SET PROBLEM: From the listing below, pull each line that includes "untuk".

AVAILABLE DATA:
** START **
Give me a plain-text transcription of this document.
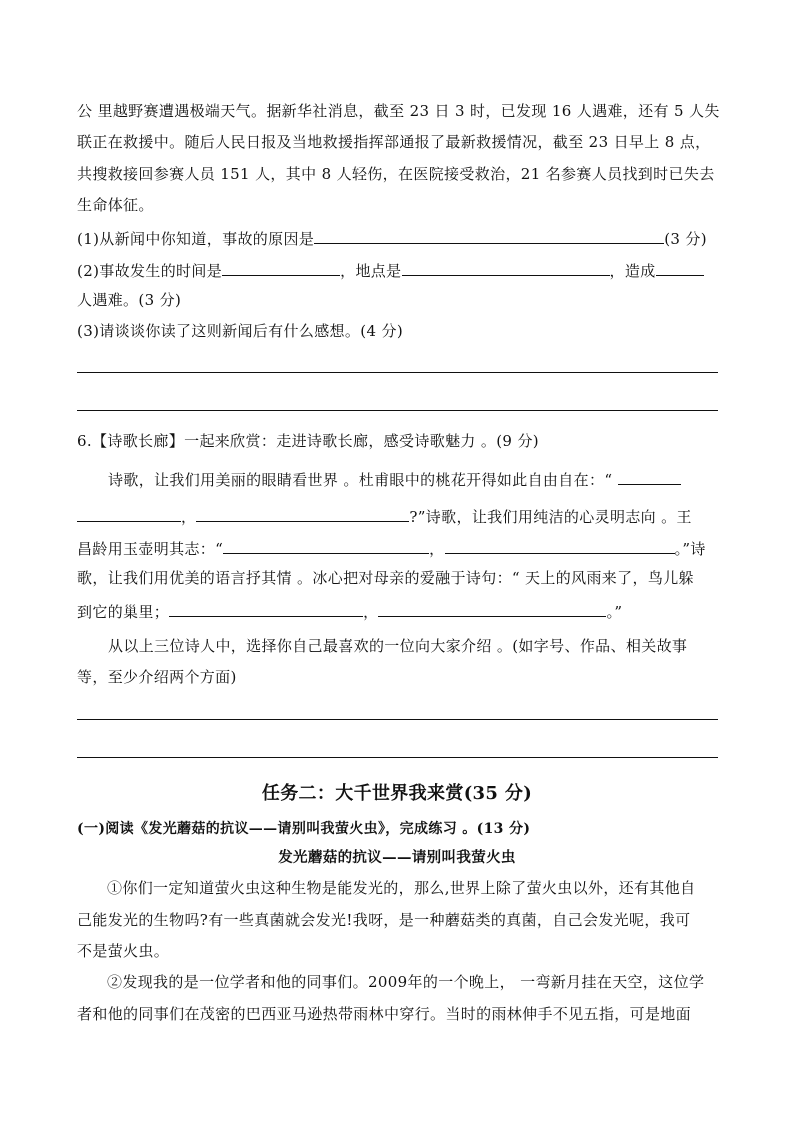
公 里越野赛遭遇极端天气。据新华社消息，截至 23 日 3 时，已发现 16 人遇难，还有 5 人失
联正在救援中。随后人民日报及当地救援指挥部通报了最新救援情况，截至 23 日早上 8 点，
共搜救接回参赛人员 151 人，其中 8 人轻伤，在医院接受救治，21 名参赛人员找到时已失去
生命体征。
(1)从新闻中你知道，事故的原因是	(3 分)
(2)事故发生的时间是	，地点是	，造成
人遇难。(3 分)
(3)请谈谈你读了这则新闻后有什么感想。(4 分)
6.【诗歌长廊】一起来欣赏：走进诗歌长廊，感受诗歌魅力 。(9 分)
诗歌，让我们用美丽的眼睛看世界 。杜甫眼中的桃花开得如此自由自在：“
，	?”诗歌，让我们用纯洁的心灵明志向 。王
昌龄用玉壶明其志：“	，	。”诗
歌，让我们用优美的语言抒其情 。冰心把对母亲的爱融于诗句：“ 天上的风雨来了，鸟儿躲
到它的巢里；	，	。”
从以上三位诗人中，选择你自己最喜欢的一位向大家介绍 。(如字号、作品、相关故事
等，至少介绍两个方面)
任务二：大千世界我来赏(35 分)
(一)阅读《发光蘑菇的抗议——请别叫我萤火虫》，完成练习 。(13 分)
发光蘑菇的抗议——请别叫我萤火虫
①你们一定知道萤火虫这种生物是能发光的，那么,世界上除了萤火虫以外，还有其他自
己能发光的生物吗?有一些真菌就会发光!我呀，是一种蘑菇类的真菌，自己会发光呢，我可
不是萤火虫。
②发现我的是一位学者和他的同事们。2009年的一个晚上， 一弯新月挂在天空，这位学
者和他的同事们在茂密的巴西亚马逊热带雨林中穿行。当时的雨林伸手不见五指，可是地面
** END **
** START **
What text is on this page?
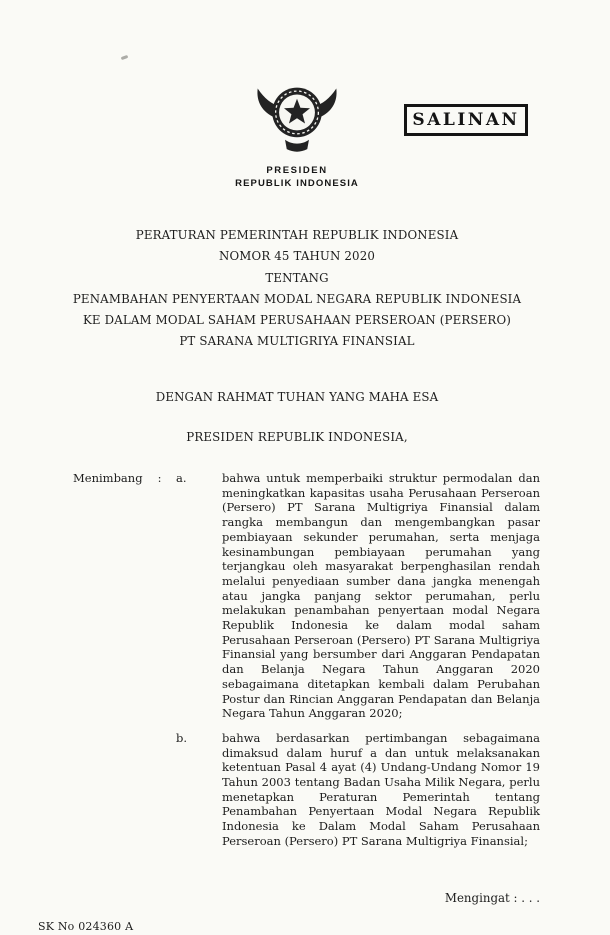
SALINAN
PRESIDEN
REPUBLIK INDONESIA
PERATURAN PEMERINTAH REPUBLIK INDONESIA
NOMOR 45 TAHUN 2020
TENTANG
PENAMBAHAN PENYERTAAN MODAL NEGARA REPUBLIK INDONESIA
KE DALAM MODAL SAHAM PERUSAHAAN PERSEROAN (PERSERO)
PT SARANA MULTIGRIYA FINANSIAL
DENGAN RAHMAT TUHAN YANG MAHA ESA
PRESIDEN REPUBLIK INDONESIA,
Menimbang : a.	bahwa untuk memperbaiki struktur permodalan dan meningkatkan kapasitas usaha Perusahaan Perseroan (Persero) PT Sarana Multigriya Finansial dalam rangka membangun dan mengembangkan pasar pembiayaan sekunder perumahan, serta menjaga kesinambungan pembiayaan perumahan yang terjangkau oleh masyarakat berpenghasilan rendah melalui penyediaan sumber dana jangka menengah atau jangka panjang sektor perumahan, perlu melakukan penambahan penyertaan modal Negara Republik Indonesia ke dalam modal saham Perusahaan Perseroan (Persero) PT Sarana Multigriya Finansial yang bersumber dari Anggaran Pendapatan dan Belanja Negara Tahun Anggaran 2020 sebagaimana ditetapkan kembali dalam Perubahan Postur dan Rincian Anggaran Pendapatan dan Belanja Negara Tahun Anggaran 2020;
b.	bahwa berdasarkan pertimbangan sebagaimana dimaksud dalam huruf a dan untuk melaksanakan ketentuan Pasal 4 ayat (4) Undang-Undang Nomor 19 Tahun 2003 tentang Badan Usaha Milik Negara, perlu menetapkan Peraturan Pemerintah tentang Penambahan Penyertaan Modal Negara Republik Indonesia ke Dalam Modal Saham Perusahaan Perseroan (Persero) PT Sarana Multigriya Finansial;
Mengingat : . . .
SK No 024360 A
** END **
** START **
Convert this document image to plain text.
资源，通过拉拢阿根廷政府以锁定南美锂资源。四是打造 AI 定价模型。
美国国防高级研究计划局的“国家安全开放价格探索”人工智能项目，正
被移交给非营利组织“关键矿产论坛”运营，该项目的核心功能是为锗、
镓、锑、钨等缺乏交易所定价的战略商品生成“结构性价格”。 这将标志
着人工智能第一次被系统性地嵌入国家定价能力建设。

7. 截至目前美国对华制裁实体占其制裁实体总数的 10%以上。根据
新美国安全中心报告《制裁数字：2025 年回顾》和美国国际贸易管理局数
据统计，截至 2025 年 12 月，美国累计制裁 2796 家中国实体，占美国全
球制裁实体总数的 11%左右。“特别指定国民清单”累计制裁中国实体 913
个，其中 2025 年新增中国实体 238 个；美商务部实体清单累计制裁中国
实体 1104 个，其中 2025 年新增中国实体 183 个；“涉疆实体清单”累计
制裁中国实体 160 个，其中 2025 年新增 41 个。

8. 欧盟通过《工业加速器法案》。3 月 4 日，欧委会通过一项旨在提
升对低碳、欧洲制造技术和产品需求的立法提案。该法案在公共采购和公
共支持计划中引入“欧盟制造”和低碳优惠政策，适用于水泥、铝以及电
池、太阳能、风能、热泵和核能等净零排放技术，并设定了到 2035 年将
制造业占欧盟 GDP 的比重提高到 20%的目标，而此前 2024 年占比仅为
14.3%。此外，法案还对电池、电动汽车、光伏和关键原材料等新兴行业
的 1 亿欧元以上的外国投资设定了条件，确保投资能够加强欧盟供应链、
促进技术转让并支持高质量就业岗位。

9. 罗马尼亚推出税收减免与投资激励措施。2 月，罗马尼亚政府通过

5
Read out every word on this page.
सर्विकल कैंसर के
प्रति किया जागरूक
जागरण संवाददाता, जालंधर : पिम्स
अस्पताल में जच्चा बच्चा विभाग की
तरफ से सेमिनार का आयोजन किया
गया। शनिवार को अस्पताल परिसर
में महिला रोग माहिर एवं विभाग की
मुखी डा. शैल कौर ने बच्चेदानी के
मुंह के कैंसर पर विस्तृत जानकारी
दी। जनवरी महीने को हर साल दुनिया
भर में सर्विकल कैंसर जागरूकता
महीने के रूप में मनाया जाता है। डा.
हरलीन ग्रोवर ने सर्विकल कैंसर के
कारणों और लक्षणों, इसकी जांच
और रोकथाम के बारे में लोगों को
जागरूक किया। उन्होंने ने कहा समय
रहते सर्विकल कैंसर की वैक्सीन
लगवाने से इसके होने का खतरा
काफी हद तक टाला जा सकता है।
** END **
THE SOLUTION:
Menimbang : a.	bahwa untuk memperbaiki struktur permodalan dan meningkatkan kapasitas usaha Perusahaan Perseroan (Persero) PT Sarana Multigriya Finansial dalam rangka membangun dan mengembangkan pasar pembiayaan sekunder perumahan, serta menjaga kesinambungan pembiayaan perumahan yang terjangkau oleh masyarakat berpenghasilan rendah melalui penyediaan sumber dana jangka menengah atau jangka panjang sektor perumahan, perlu melakukan penambahan penyertaan modal Negara Republik Indonesia ke dalam modal saham Perusahaan Perseroan (Persero) PT Sarana Multigriya Finansial yang bersumber dari Anggaran Pendapatan dan Belanja Negara Tahun Anggaran 2020 sebagaimana ditetapkan kembali dalam Perubahan Postur dan Rincian Anggaran Pendapatan dan Belanja Negara Tahun Anggaran 2020;
b.	bahwa berdasarkan pertimbangan sebagaimana dimaksud dalam huruf a dan untuk melaksanakan ketentuan Pasal 4 ayat (4) Undang-Undang Nomor 19 Tahun 2003 tentang Badan Usaha Milik Negara, perlu menetapkan Peraturan Pemerintah tentang Penambahan Penyertaan Modal Negara Republik Indonesia ke Dalam Modal Saham Perusahaan Perseroan (Persero) PT Sarana Multigriya Finansial;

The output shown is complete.